- Exercise directions -
Scan the entries below for the word "RING". Copy each line that has it.

[start]

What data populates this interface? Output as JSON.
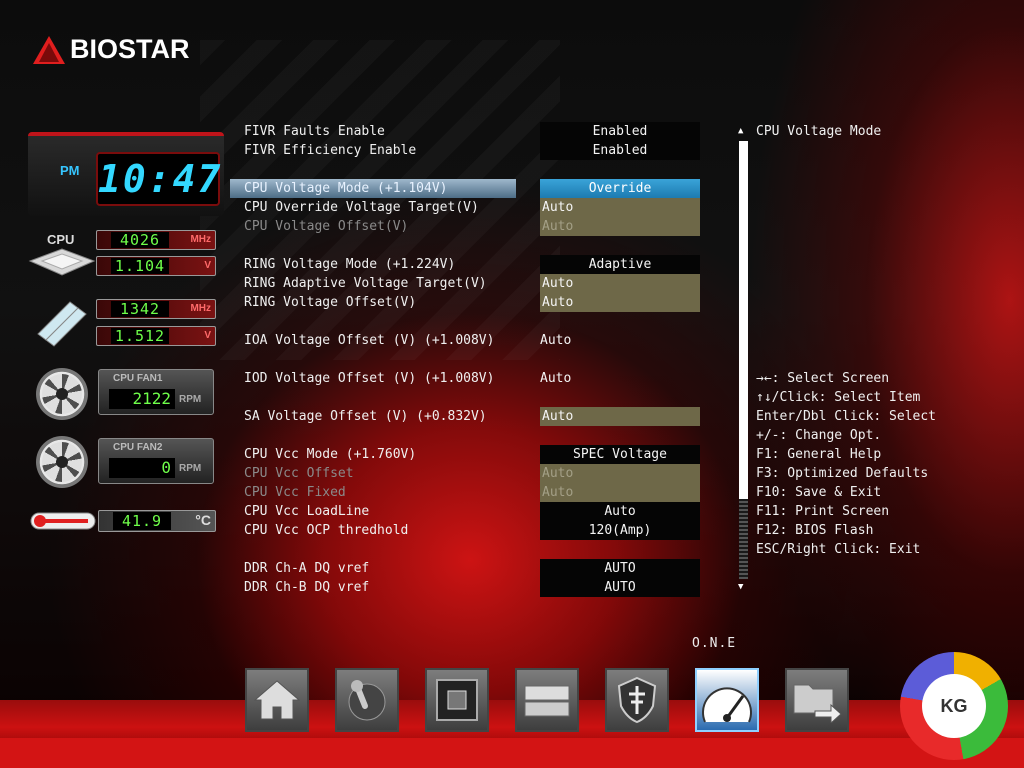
{
  "brand": {
    "logo_text": "BIOSTAR"
  },
  "clock": {
    "ampm": "PM",
    "time": "10:47"
  },
  "monitor": {
    "cpu_label": "CPU",
    "cpu_freq": "4026",
    "cpu_freq_unit": "MHz",
    "cpu_volt": "1.104",
    "cpu_volt_unit": "V",
    "mem_freq": "1342",
    "mem_freq_unit": "MHz",
    "mem_volt": "1.512",
    "mem_volt_unit": "V",
    "fan1_label": "CPU FAN1",
    "fan1_value": "2122",
    "fan1_unit": "RPM",
    "fan2_label": "CPU FAN2",
    "fan2_value": "0",
    "fan2_unit": "RPM",
    "temp_value": "41.9",
    "temp_unit": "°C"
  },
  "settings": [
    {
      "label": "FIVR Faults Enable",
      "value": "Enabled"
    },
    {
      "label": "FIVR Efficiency Enable",
      "value": "Enabled"
    },
    {
      "label": "CPU Voltage Mode (+1.104V)",
      "value": "Override"
    },
    {
      "label": "CPU Override Voltage Target(V)",
      "value": "Auto"
    },
    {
      "label": "CPU Voltage Offset(V)",
      "value": "Auto"
    },
    {
      "label": "RING Voltage Mode (+1.224V)",
      "value": "Adaptive"
    },
    {
      "label": "RING Adaptive Voltage Target(V)",
      "value": "Auto"
    },
    {
      "label": "RING Voltage Offset(V)",
      "value": "Auto"
    },
    {
      "label": "IOA Voltage Offset (V) (+1.008V)",
      "value": "Auto"
    },
    {
      "label": "IOD Voltage Offset (V) (+1.008V)",
      "value": "Auto"
    },
    {
      "label": "SA Voltage Offset (V) (+0.832V)",
      "value": "Auto"
    },
    {
      "label": "CPU Vcc Mode (+1.760V)",
      "value": "SPEC Voltage"
    },
    {
      "label": "CPU Vcc Offset",
      "value": "Auto"
    },
    {
      "label": "CPU Vcc Fixed",
      "value": "Auto"
    },
    {
      "label": "CPU Vcc LoadLine",
      "value": "Auto"
    },
    {
      "label": "CPU Vcc OCP thredhold",
      "value": "120(Amp)"
    },
    {
      "label": "DDR Ch-A DQ vref",
      "value": "AUTO"
    },
    {
      "label": "DDR Ch-B DQ vref",
      "value": "AUTO"
    }
  ],
  "help": {
    "title": "CPU Voltage Mode",
    "keys": [
      "→←: Select Screen",
      "↑↓/Click: Select Item",
      "Enter/Dbl Click: Select",
      "+/-: Change Opt.",
      "F1: General Help",
      "F3: Optimized Defaults",
      "F10: Save & Exit",
      "F11: Print Screen",
      "F12: BIOS Flash",
      "ESC/Right Click: Exit"
    ]
  },
  "nav": {
    "active_label": "O.N.E",
    "icons": [
      "home-icon",
      "joystick-icon",
      "chip-icon",
      "drive-icon",
      "shield-cross-icon",
      "speedometer-icon",
      "folder-exit-icon"
    ]
  },
  "watermark": {
    "text": "KG"
  },
  "colors": {
    "accent_red": "#d31414",
    "selected_blue": "#2a8fc8",
    "lcd_green": "#6fff4a",
    "clock_cyan": "#33d8ff"
  }
}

[end]

- Output of the exercise -
      "label": "RING Voltage Mode (+1.224V)",
      "label": "RING Adaptive Voltage Target(V)",
      "label": "RING Voltage Offset(V)",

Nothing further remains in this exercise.